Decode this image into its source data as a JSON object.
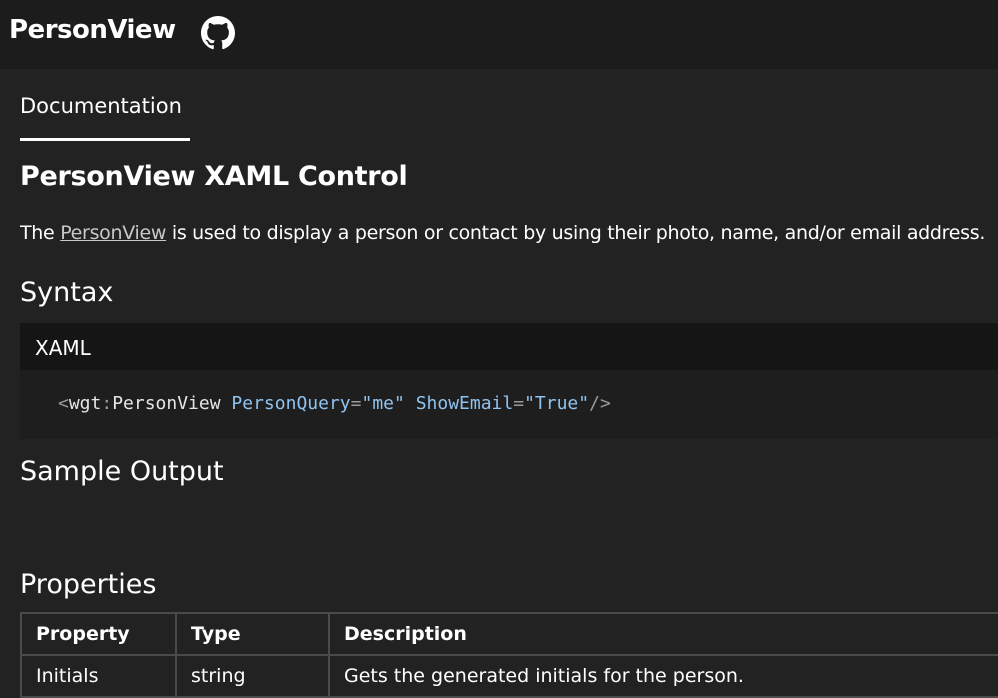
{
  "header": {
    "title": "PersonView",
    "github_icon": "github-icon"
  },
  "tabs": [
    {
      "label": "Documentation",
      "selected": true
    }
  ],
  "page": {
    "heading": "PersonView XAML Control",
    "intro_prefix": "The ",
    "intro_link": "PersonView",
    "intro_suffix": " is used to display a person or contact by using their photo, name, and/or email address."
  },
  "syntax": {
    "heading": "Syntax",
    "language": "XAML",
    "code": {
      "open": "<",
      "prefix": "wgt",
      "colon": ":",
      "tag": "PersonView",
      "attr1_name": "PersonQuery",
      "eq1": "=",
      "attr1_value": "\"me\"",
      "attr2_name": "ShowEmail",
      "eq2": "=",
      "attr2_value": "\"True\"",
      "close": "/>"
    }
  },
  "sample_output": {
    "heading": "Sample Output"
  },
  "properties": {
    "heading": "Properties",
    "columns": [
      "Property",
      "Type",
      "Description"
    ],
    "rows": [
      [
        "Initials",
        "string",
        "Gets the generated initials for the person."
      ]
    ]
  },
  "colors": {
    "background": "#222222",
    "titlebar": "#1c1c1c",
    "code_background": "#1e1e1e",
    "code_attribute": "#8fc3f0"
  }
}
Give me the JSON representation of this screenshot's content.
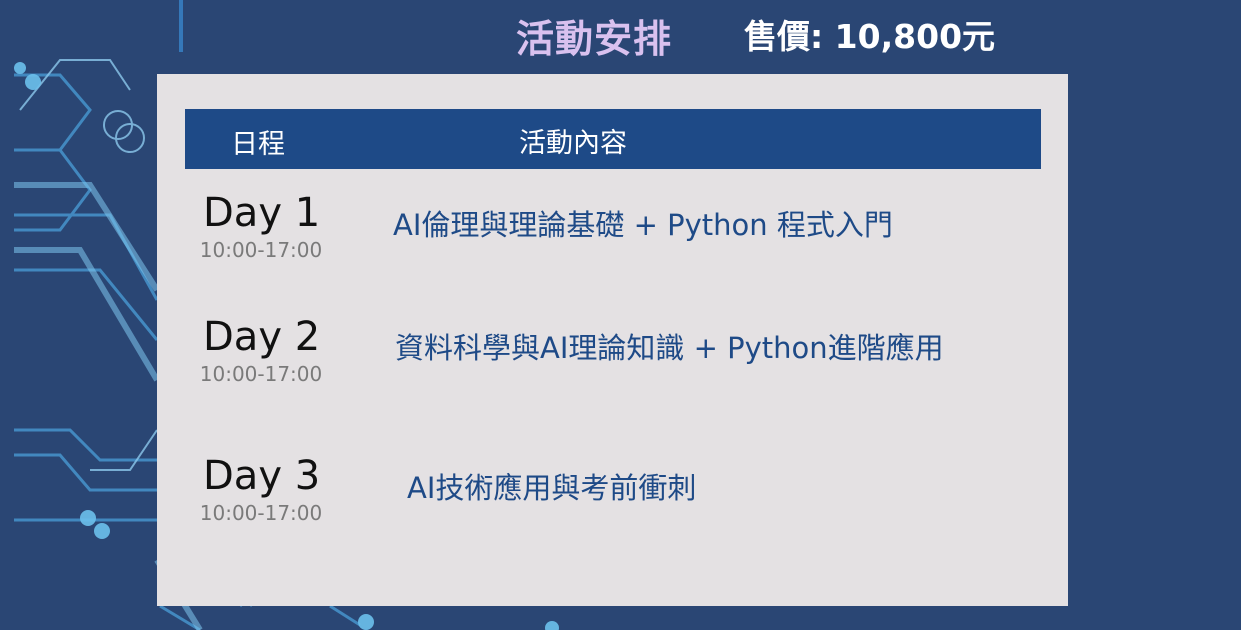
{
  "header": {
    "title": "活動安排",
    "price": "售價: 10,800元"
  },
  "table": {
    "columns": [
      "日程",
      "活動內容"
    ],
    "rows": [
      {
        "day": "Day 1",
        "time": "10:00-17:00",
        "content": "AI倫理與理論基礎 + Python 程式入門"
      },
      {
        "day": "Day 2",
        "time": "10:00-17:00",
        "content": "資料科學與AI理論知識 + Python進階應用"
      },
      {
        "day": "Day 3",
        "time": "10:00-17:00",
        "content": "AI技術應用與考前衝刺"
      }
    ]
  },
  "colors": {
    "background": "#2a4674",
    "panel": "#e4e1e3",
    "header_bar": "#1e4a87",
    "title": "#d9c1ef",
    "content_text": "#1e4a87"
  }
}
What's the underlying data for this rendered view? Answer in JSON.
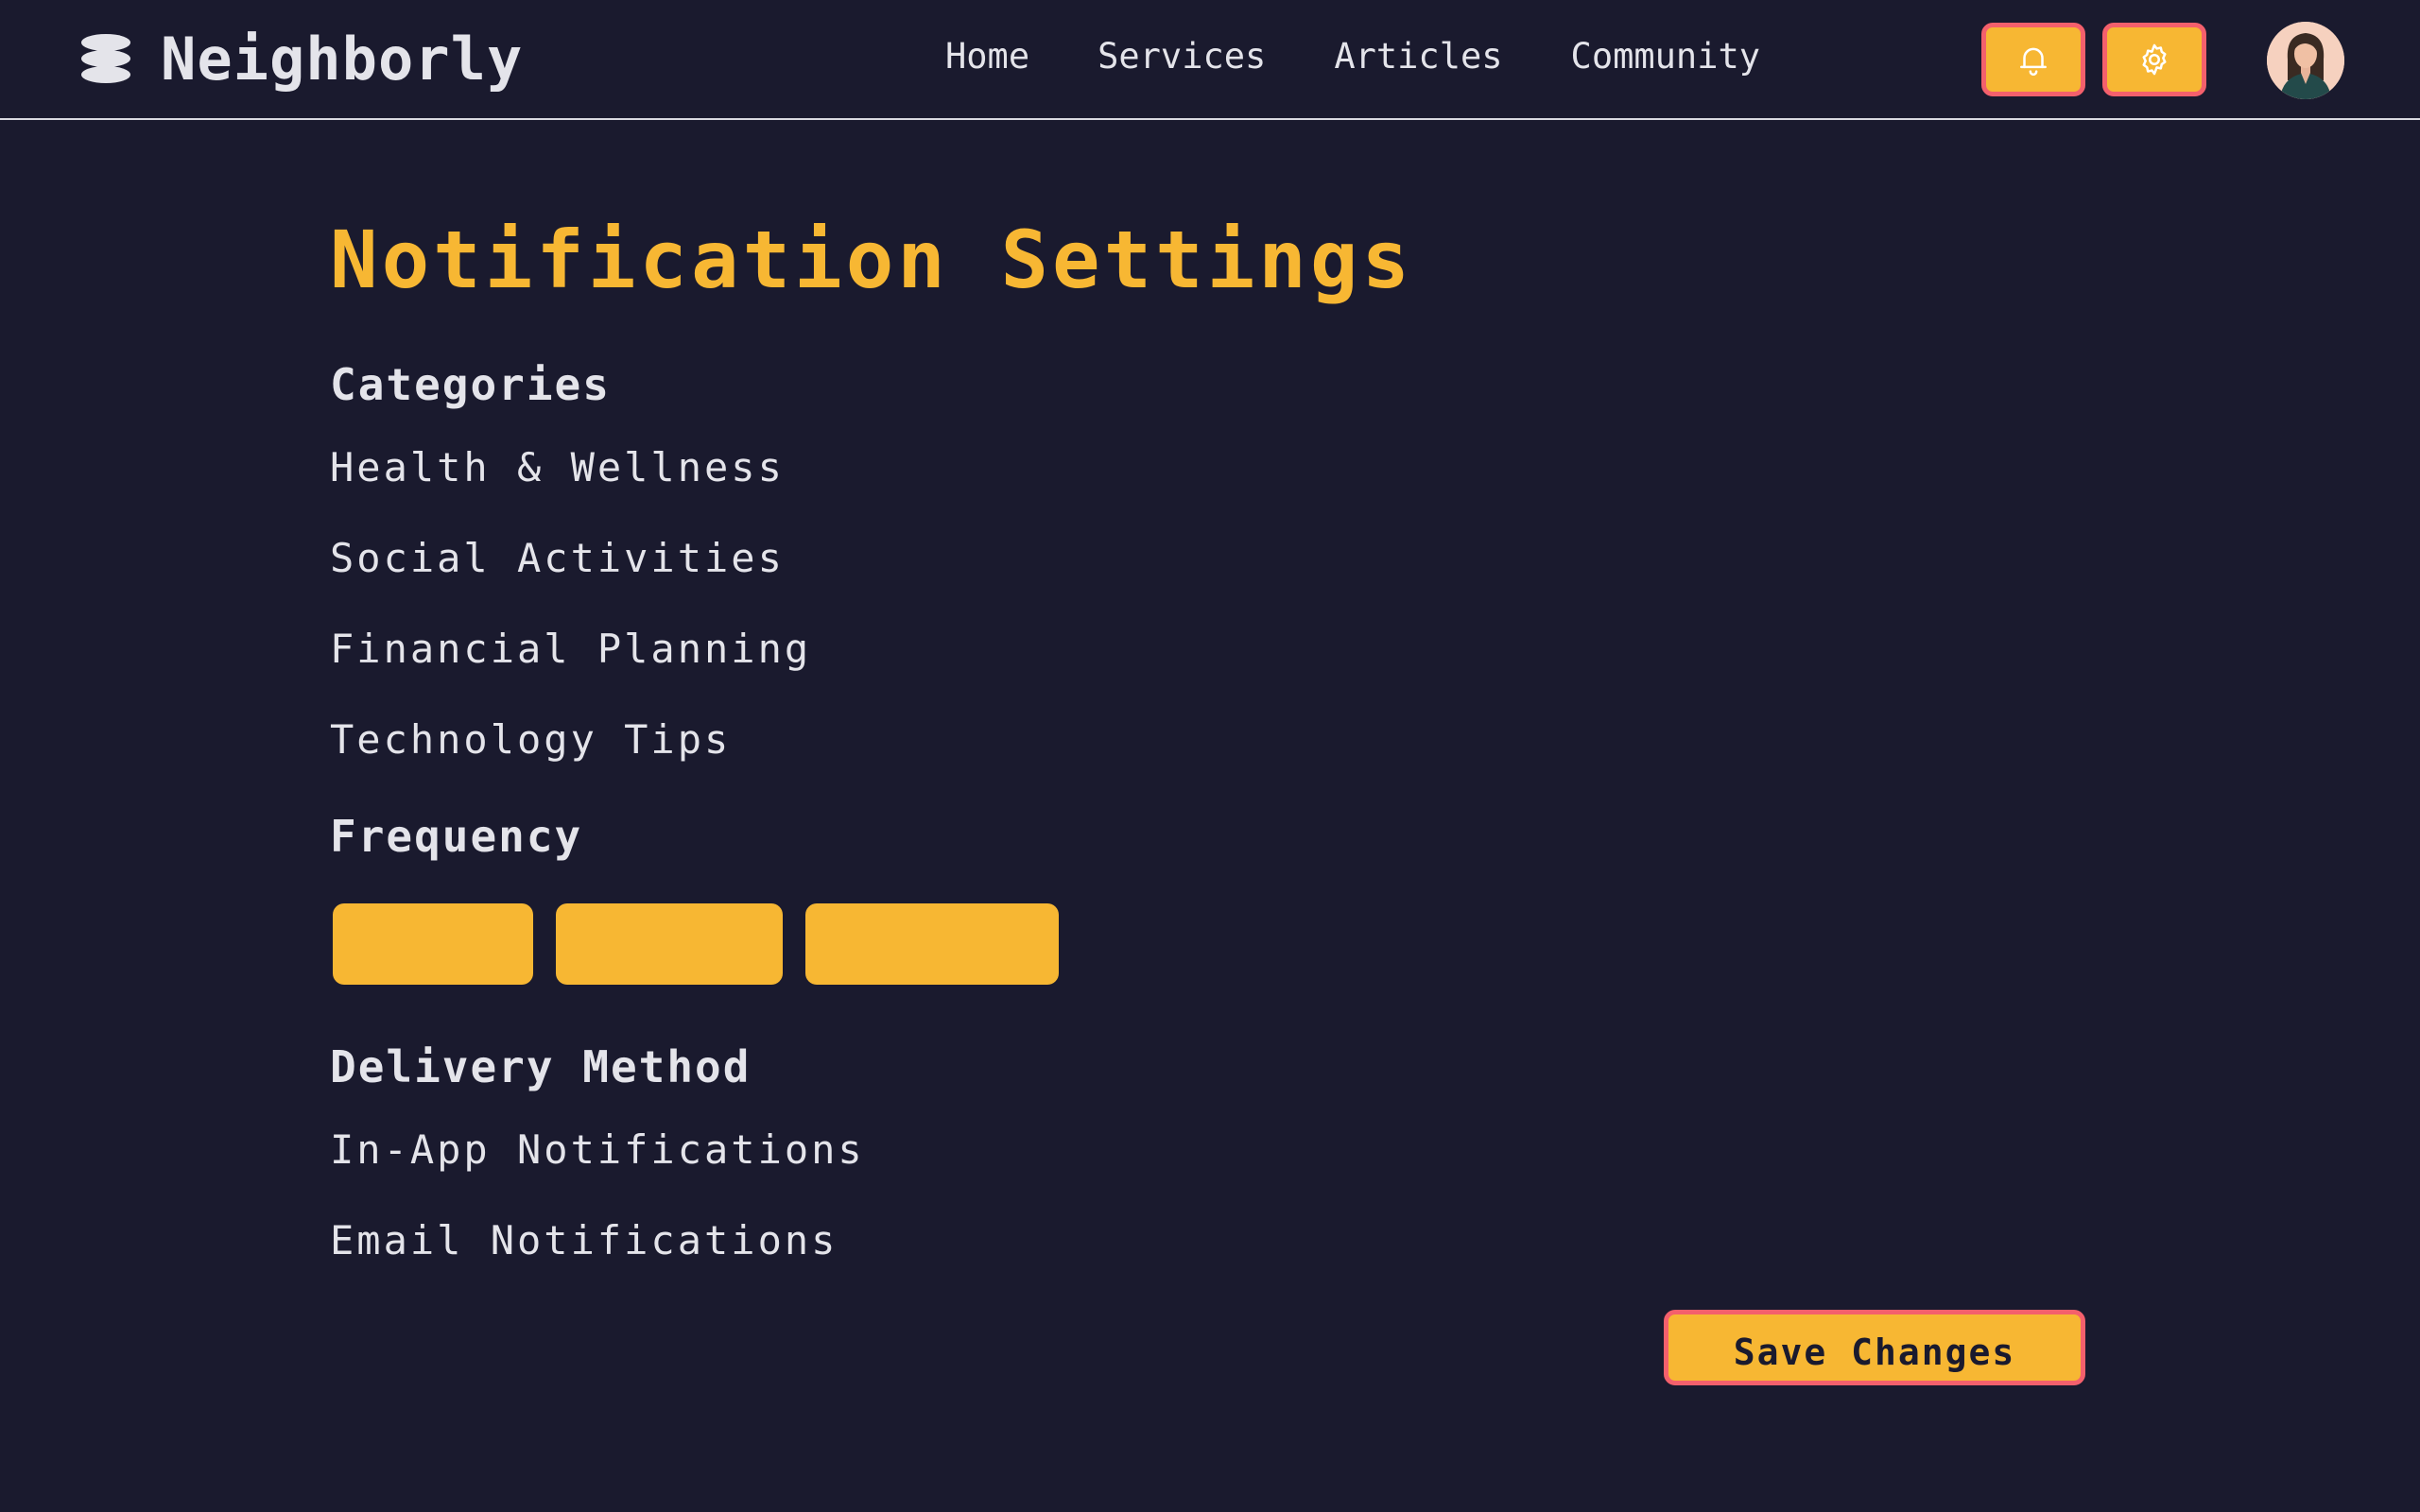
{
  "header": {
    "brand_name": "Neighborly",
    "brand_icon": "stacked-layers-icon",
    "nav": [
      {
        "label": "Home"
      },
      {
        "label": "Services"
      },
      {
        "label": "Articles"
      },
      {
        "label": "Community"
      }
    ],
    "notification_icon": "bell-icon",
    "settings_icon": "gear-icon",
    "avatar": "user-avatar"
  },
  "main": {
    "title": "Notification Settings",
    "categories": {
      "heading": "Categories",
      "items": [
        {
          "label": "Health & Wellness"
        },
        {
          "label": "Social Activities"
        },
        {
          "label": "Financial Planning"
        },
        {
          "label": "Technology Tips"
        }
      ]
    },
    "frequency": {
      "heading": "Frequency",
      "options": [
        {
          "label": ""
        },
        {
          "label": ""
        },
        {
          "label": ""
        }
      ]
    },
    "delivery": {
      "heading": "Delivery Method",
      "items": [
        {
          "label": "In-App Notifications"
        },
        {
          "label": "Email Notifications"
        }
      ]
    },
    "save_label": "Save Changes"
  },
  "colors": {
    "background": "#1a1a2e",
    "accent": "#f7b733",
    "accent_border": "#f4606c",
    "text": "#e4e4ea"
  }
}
#####
● DIRECTION
Where does the word "heading" appear in the listing? List each line that holds it.

● REPLY
    "heading": "PersonView XAML Control",
    "heading": "Syntax",
    "heading": "Sample Output"
    "heading": "Properties",
      "heading": "Categories",
      "heading": "Frequency",
      "heading": "Delivery Method",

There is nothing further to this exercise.